* **Task to complete**: Set down, word for word, the lines from the one holding "Read all visible content and emit it as JSON." to the final line, both included, and skip the pictures.

___ Supplied material

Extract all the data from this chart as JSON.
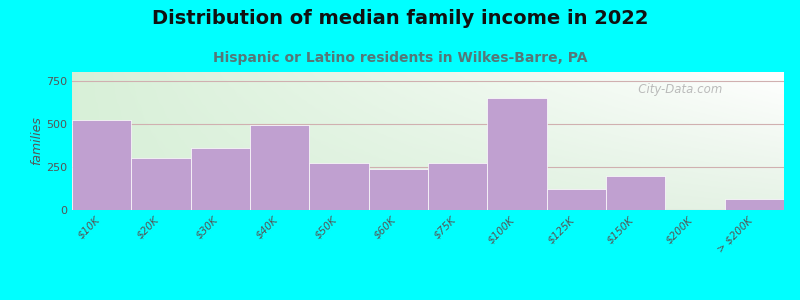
{
  "title": "Distribution of median family income in 2022",
  "subtitle": "Hispanic or Latino residents in Wilkes-Barre, PA",
  "categories": [
    "$10K",
    "$20K",
    "$30K",
    "$40K",
    "$50K",
    "$60K",
    "$75K",
    "$100K",
    "$125K",
    "$150K",
    "$200K",
    "> $200K"
  ],
  "values": [
    520,
    300,
    360,
    490,
    270,
    240,
    270,
    650,
    120,
    200,
    0,
    65
  ],
  "bar_color": "#c0a0d0",
  "background_outer": "#00ffff",
  "background_top_left": "#d8f0d8",
  "background_top_right": "#ffffff",
  "background_bottom_left": "#d8f0d8",
  "background_bottom_right": "#d8f0d8",
  "ylabel": "families",
  "ylim": [
    0,
    800
  ],
  "yticks": [
    0,
    250,
    500,
    750
  ],
  "title_fontsize": 14,
  "subtitle_fontsize": 10,
  "watermark": "   City-Data.com",
  "grid_color": "#d0b0b0"
}
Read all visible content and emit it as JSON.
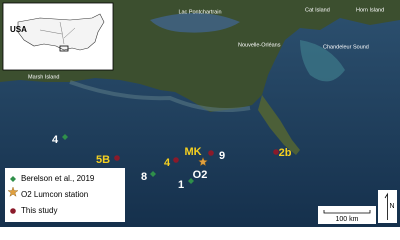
{
  "inset": {
    "label": "USA"
  },
  "places": [
    "Lac Pontchartrain",
    "Cat Island",
    "Horn Island",
    "Nouvelle-Orléans",
    "Chandeleur Sound",
    "Marsh Island"
  ],
  "stations": [
    "4",
    "5B",
    "4",
    "MK",
    "9",
    "2b",
    "8",
    "O2",
    "1"
  ],
  "legend": [
    "Berelson et al., 2019",
    "O2 Lumcon station",
    "This study"
  ],
  "scale_bar": "100 km",
  "north": "N"
}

______

* **Expected output**:
Read all visible content and emit it as JSON.
{
  "inset": {
    "label": "USA"
  },
  "places": [
    "Lac Pontchartrain",
    "Cat Island",
    "Horn Island",
    "Nouvelle-Orléans",
    "Chandeleur Sound",
    "Marsh Island"
  ],
  "stations": [
    "4",
    "5B",
    "4",
    "MK",
    "9",
    "2b",
    "8",
    "O2",
    "1"
  ],
  "legend": [
    "Berelson et al., 2019",
    "O2 Lumcon station",
    "This study"
  ],
  "scale_bar": "100 km",
  "north": "N"
}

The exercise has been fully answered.